**Stated goal**
Copy, in full, each line of the material that holds the word "content".

**Entries provided**
--------------------------------

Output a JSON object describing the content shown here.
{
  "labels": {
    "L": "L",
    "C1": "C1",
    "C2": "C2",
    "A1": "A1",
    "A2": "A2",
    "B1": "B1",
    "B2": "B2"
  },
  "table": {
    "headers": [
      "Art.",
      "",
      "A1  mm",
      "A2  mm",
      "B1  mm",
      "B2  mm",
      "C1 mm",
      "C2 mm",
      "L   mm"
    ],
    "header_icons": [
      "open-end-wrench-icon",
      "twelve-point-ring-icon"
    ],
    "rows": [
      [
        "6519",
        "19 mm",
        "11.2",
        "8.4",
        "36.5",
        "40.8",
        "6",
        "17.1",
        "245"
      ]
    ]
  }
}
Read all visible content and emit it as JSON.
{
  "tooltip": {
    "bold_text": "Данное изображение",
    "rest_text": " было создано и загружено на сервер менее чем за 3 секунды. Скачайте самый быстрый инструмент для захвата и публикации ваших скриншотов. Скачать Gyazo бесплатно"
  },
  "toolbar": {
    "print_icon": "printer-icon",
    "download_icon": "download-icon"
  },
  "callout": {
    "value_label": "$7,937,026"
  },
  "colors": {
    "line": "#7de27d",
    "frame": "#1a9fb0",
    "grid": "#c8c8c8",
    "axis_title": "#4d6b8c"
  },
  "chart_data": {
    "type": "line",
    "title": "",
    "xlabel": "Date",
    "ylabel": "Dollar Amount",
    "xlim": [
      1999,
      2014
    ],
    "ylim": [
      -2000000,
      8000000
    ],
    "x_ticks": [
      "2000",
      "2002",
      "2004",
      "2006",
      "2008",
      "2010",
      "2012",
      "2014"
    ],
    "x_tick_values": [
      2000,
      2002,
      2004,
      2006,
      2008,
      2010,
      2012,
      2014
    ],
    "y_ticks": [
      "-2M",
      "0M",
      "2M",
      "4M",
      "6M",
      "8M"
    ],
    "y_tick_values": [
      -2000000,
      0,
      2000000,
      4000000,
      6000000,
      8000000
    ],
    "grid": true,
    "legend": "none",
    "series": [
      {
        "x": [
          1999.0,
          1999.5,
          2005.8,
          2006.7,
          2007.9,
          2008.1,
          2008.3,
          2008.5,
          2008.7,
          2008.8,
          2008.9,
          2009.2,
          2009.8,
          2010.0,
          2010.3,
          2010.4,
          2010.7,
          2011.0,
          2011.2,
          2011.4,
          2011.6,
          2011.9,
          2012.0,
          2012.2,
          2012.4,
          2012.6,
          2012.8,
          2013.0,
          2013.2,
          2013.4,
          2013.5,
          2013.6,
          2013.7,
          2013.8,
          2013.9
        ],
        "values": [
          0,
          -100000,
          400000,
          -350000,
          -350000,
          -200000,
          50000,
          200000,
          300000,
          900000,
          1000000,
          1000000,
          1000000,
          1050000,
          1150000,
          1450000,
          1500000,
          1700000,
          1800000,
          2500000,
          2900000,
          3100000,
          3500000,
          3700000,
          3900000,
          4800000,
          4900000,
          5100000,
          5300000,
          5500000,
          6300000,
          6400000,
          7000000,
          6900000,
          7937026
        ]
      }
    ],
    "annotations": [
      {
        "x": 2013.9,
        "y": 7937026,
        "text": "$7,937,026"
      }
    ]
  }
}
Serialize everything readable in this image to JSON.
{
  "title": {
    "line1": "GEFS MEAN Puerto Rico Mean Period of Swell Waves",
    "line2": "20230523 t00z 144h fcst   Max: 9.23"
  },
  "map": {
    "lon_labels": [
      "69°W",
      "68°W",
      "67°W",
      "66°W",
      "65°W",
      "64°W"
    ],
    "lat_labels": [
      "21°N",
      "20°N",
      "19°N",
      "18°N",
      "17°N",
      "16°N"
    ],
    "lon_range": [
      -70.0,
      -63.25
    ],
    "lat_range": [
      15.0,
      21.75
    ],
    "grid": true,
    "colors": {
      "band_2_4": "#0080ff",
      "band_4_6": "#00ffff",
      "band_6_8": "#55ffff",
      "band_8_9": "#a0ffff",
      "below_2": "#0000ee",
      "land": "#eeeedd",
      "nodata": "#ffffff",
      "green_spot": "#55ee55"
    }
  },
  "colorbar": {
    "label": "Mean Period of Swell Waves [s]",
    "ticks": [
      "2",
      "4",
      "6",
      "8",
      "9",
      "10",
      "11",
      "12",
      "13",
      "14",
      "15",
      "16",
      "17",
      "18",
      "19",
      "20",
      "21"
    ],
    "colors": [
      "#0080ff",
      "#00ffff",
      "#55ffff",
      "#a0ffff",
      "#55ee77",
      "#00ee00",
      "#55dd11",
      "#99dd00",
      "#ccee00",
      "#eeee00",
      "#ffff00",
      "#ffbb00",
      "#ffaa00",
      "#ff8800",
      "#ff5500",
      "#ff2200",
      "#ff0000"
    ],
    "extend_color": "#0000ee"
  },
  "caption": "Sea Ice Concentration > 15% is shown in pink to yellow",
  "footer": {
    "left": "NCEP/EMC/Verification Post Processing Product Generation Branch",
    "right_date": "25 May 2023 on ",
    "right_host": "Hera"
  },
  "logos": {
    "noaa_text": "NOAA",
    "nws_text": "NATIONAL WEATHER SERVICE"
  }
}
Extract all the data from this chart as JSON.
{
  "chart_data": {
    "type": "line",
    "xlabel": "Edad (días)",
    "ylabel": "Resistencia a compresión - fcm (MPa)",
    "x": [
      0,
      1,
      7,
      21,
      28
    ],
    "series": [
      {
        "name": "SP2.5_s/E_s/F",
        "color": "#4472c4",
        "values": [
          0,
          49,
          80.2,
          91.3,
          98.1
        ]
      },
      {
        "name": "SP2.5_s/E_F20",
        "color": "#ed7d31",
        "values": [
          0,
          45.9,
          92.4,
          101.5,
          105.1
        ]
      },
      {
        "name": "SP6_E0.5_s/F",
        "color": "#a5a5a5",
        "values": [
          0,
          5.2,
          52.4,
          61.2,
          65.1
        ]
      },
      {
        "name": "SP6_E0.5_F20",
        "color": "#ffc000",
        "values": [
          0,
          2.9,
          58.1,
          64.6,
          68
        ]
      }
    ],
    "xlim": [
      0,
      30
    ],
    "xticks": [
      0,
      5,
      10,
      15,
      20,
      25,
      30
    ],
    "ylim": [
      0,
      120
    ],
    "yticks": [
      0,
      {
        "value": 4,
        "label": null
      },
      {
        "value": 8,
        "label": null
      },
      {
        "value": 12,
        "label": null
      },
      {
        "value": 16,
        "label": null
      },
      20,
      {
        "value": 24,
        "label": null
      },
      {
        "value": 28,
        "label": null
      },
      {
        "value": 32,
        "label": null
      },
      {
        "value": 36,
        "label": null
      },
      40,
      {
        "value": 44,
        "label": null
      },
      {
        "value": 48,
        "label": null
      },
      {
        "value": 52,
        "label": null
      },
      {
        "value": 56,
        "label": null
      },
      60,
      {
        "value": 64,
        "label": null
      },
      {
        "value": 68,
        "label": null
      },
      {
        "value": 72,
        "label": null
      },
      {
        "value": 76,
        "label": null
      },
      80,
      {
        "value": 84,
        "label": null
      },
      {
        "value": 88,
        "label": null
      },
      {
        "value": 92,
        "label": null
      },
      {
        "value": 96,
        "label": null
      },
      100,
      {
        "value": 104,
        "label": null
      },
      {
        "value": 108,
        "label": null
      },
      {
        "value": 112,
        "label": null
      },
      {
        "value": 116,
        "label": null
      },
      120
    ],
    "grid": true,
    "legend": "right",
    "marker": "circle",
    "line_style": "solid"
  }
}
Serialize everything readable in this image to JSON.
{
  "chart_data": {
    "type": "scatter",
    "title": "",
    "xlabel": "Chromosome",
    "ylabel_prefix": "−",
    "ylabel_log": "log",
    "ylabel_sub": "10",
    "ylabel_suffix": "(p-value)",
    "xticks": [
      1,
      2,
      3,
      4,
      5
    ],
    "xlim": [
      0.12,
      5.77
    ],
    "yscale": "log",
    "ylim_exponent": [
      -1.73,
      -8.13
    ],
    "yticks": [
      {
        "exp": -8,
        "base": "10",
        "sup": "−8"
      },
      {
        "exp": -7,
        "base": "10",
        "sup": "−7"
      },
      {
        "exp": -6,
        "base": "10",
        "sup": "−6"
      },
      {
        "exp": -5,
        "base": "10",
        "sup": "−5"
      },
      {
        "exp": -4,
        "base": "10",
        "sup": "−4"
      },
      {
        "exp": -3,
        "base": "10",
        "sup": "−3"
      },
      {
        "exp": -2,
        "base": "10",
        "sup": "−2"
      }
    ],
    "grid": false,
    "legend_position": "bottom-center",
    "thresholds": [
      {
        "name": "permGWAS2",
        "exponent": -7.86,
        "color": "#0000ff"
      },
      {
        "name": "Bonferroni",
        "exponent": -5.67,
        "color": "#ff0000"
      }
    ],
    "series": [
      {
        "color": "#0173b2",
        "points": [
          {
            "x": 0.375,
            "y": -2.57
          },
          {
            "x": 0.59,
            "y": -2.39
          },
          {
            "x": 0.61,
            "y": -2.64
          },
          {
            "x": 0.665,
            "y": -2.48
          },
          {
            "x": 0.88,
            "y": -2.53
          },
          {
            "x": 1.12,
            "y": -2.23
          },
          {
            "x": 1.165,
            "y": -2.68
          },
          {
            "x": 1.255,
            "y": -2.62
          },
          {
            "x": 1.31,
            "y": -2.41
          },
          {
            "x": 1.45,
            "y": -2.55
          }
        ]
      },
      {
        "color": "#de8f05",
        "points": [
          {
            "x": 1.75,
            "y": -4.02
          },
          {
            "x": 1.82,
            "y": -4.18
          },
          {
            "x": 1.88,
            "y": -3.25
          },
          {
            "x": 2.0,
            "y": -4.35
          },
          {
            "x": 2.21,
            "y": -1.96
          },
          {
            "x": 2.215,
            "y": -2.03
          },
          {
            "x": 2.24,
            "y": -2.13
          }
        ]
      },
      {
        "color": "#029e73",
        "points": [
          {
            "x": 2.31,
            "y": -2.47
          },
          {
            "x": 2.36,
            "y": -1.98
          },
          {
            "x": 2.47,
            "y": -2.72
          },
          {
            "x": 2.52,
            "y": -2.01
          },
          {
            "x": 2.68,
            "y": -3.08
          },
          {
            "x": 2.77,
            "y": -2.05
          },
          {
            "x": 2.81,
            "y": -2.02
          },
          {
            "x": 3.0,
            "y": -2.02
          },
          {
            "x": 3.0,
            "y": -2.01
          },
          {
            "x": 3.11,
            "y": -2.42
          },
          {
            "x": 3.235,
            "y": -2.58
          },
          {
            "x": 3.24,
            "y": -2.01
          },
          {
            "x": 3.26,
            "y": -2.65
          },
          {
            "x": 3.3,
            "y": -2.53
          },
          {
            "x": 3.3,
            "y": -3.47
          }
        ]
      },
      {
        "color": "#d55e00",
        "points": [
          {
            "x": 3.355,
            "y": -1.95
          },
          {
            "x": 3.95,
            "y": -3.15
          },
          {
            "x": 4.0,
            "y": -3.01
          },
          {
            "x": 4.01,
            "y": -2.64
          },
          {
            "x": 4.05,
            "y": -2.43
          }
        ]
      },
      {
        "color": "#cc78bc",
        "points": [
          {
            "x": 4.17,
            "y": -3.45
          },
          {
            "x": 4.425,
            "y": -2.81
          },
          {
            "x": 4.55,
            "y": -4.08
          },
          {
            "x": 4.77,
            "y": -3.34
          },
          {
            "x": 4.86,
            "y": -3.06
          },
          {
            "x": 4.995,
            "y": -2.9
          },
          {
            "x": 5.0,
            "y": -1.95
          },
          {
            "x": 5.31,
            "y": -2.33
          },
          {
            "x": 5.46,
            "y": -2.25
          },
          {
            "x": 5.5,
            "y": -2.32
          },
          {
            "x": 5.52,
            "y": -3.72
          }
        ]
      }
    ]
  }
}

--------------------------------

**Response to this exercise**
Output a JSON object describing the content shown here.
Read all visible content and emit it as JSON.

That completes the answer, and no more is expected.